TASK DESCRIPTION =>
Scan the data below. Pull out each line where "text" occurs.
[Start THE DATA]
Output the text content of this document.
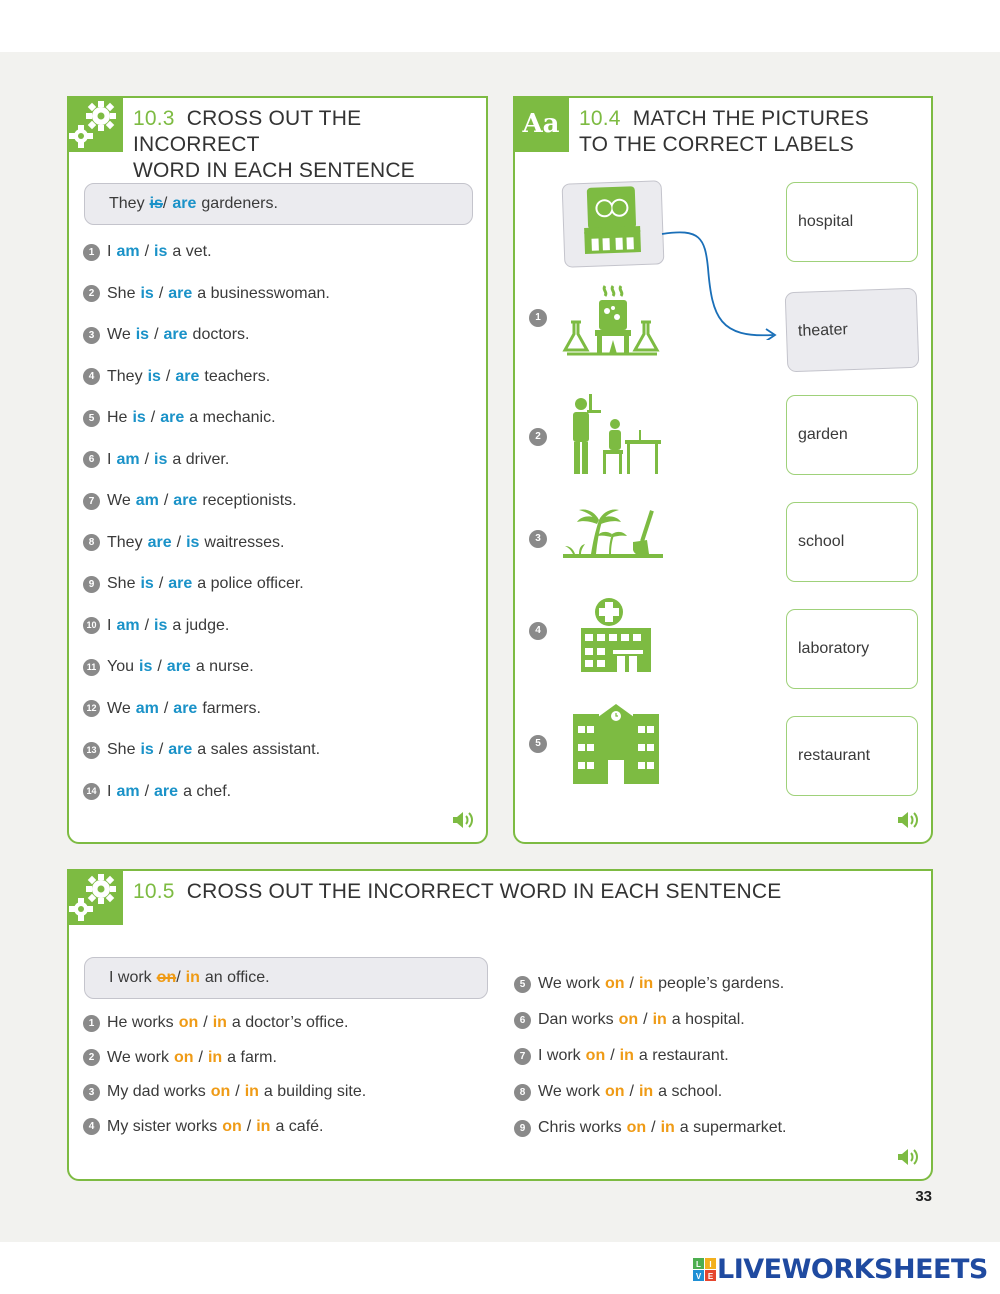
10.3 CROSS OUT THE INCORRECT
WORD IN EACH SENTENCE
They is / are gardeners.
1 I am / is a vet.
2 She is / are a businesswoman.
3 We is / are doctors.
4 They is / are teachers.
5 He is / are a mechanic.
6 I am / is a driver.
7 We am / are receptionists.
8 They are / is waitresses.
9 She is / are a police officer.
10 I am / is a judge.
11 You is / are a nurse.
12 We am / are farmers.
13 She is / are a sales assistant.
14 I am / are a chef.
Aa 10.4 MATCH THE PICTURES
TO THE CORRECT LABELS
1
2
3
4
5
hospital
theater
garden
school
laboratory
restaurant
10.5 CROSS OUT THE INCORRECT WORD IN EACH SENTENCE
I work on / in an office.
1 He works on / in a doctor’s office.
2 We work on / in a farm.
3 My dad works on / in a building site.
4 My sister works on / in a café.
5 We work on / in people’s gardens.
6 Dan works on / in a hospital.
7 I work on / in a restaurant.
8 We work on / in a school.
9 Chris works on / in a supermarket.
33
L I
V E LIVEWORKSHEETS
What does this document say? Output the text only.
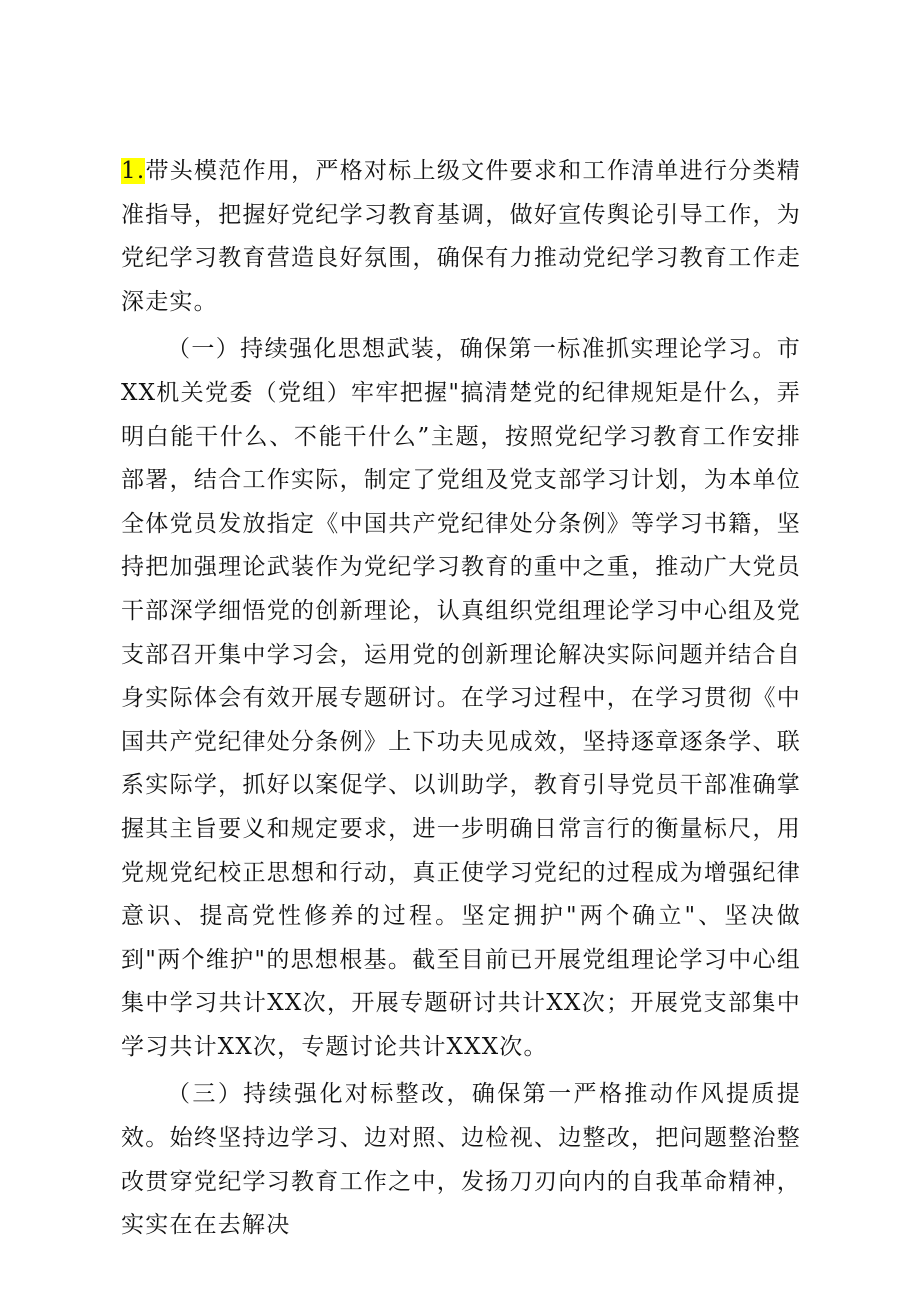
1.带头模范作用，严格对标上级文件要求和工作清单进行分类精准指导，把握好党纪学习教育基调，做好宣传舆论引导工作，为党纪学习教育营造良好氛围，确保有力推动党纪学习教育工作走深走实。

（一）持续强化思想武装，确保第一标准抓实理论学习。市XX机关党委（党组）牢牢把握"搞清楚党的纪律规矩是什么，弄明白能干什么、不能干什么”主题，按照党纪学习教育工作安排部署，结合工作实际，制定了党组及党支部学习计划，为本单位全体党员发放指定《中国共产党纪律处分条例》等学习书籍，坚持把加强理论武装作为党纪学习教育的重中之重，推动广大党员干部深学细悟党的创新理论，认真组织党组理论学习中心组及党支部召开集中学习会，运用党的创新理论解决实际问题并结合自身实际体会有效开展专题研讨。在学习过程中，在学习贯彻《中国共产党纪律处分条例》上下功夫见成效，坚持逐章逐条学、联系实际学，抓好以案促学、以训助学，教育引导党员干部准确掌握其主旨要义和规定要求，进一步明确日常言行的衡量标尺，用党规党纪校正思想和行动，真正使学习党纪的过程成为增强纪律意识、提高党性修养的过程。坚定拥护"两个确立"、坚决做到"两个维护"的思想根基。截至目前已开展党组理论学习中心组集中学习共计XX次，开展专题研讨共计XX次；开展党支部集中学习共计XX次，专题讨论共计XXX次。

（三）持续强化对标整改，确保第一严格推动作风提质提效。始终坚持边学习、边对照、边检视、边整改，把问题整治整改贯穿党纪学习教育工作之中，发扬刀刃向内的自我革命精神，实实在在去解决
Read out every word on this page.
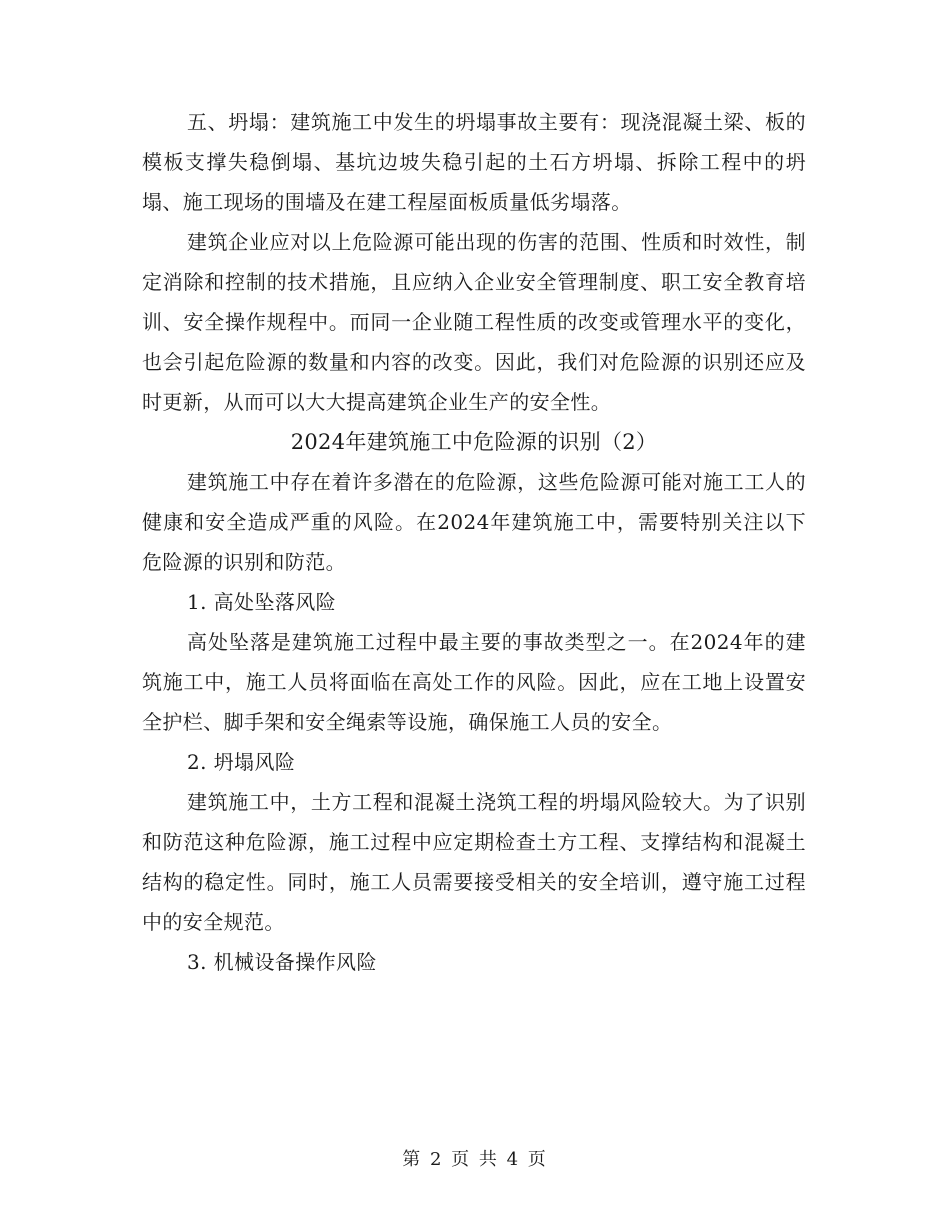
五、坍塌：建筑施工中发生的坍塌事故主要有：现浇混凝土梁、板的模板支撑失稳倒塌、基坑边坡失稳引起的土石方坍塌、拆除工程中的坍塌、施工现场的围墙及在建工程屋面板质量低劣塌落。

建筑企业应对以上危险源可能出现的伤害的范围、性质和时效性，制定消除和控制的技术措施，且应纳入企业安全管理制度、职工安全教育培训、安全操作规程中。而同一企业随工程性质的改变或管理水平的变化，也会引起危险源的数量和内容的改变。因此，我们对危险源的识别还应及时更新，从而可以大大提高建筑企业生产的安全性。

2024年建筑施工中危险源的识别（2）

建筑施工中存在着许多潜在的危险源，这些危险源可能对施工工人的健康和安全造成严重的风险。在2024年建筑施工中，需要特别关注以下危险源的识别和防范。

1. 高处坠落风险

高处坠落是建筑施工过程中最主要的事故类型之一。在2024年的建筑施工中，施工人员将面临在高处工作的风险。因此，应在工地上设置安全护栏、脚手架和安全绳索等设施，确保施工人员的安全。

2. 坍塌风险

建筑施工中，土方工程和混凝土浇筑工程的坍塌风险较大。为了识别和防范这种危险源，施工过程中应定期检查土方工程、支撑结构和混凝土结构的稳定性。同时，施工人员需要接受相关的安全培训，遵守施工过程中的安全规范。

3. 机械设备操作风险

第 2 页 共 4 页
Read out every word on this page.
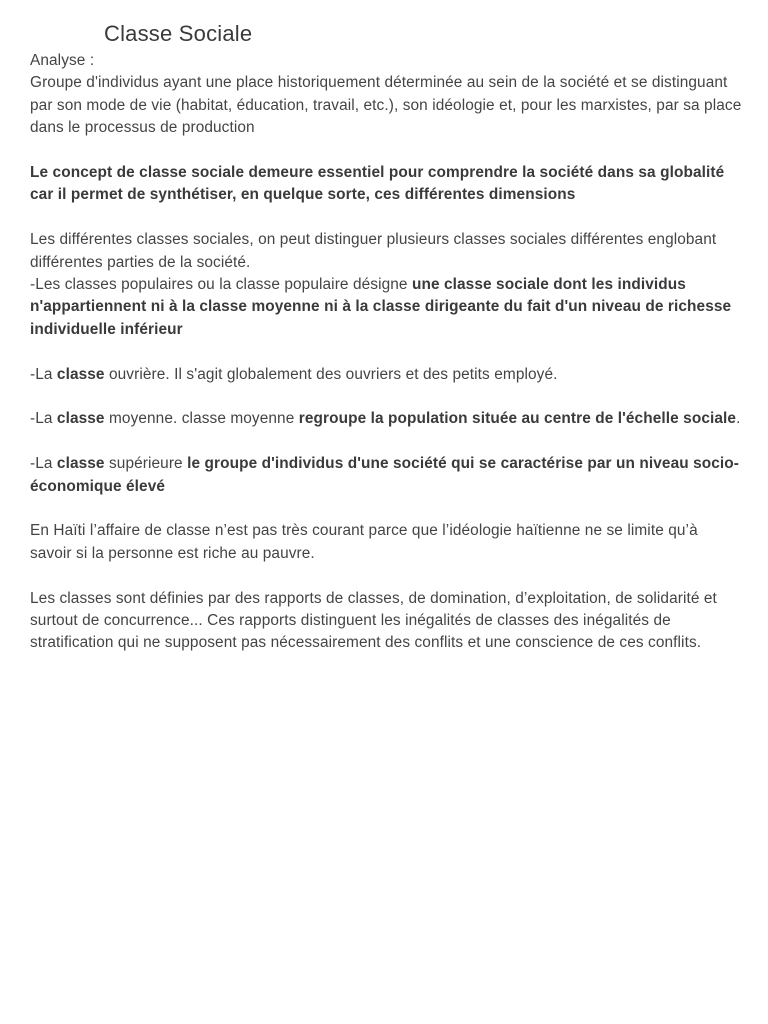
Classe Sociale

Analyse :

Groupe d'individus ayant une place historiquement déterminée au sein de la société et se distinguant par son mode de vie (habitat, éducation, travail, etc.), son idéologie et, pour les marxistes, par sa place dans le processus de production

Le concept de classe sociale demeure essentiel pour comprendre la société dans sa globalité car il permet de synthétiser, en quelque sorte, ces différentes dimensions

Les différentes classes sociales, on peut distinguer plusieurs classes sociales différentes englobant différentes parties de la société.

-Les classes populaires ou la classe populaire désigne une classe sociale dont les individus n'appartiennent ni à la classe moyenne ni à la classe dirigeante du fait d'un niveau de richesse individuelle inférieur

-La classe ouvrière. Il s'agit globalement des ouvriers et des petits employé.

-La classe moyenne. classe moyenne regroupe la population située au centre de l'échelle sociale.

-La classe supérieure le groupe d'individus d'une société qui se caractérise par un niveau socio-économique élevé

En Haïti l’affaire de classe n’est pas très courant parce que l’idéologie haïtienne ne se limite qu’à savoir si la personne est riche au pauvre.

Les classes sont définies par des rapports de classes, de domination, d’exploitation, de solidarité et surtout de concurrence... Ces rapports distinguent les inégalités de classes des inégalités de stratification qui ne supposent pas nécessairement des conflits et une conscience de ces conflits.
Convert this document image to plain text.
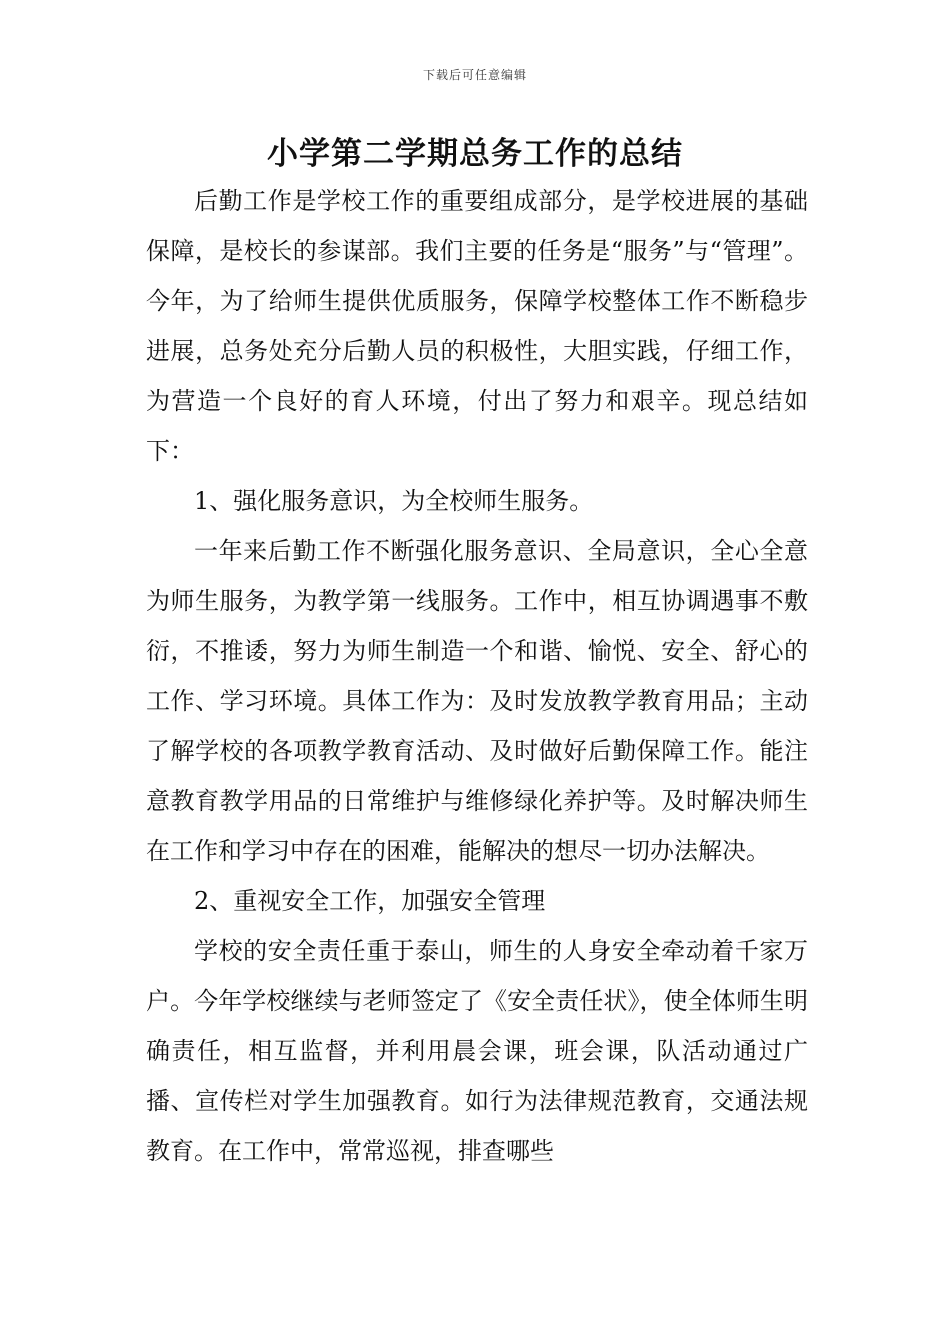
下载后可任意编辑
小学第二学期总务工作的总结

后勤工作是学校工作的重要组成部分，是学校进展的基础保障，是校长的参谋部。我们主要的任务是“服务”与“管理”。今年，为了给师生提供优质服务，保障学校整体工作不断稳步进展，总务处充分后勤人员的积极性，大胆实践，仔细工作，为营造一个良好的育人环境，付出了努力和艰辛。现总结如下：

1、强化服务意识，为全校师生服务。

一年来后勤工作不断强化服务意识、全局意识，全心全意为师生服务，为教学第一线服务。工作中，相互协调遇事不敷衍，不推诿，努力为师生制造一个和谐、愉悦、安全、舒心的工作、学习环境。具体工作为：及时发放教学教育用品；主动了解学校的各项教学教育活动、及时做好后勤保障工作。能注意教育教学用品的日常维护与维修绿化养护等。及时解决师生在工作和学习中存在的困难，能解决的想尽一切办法解决。

2、重视安全工作，加强安全管理

学校的安全责任重于泰山，师生的人身安全牵动着千家万户。今年学校继续与老师签定了《安全责任状》，使全体师生明确责任，相互监督，并利用晨会课，班会课，队活动通过广播、宣传栏对学生加强教育。如行为法律规范教育，交通法规教育。在工作中，常常巡视，排查哪些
[End THE DATA]
WRITTEN SOLUTION =>
Output the text content of this document.
What does this document say? Output the text only.
Convert this document image to plain text.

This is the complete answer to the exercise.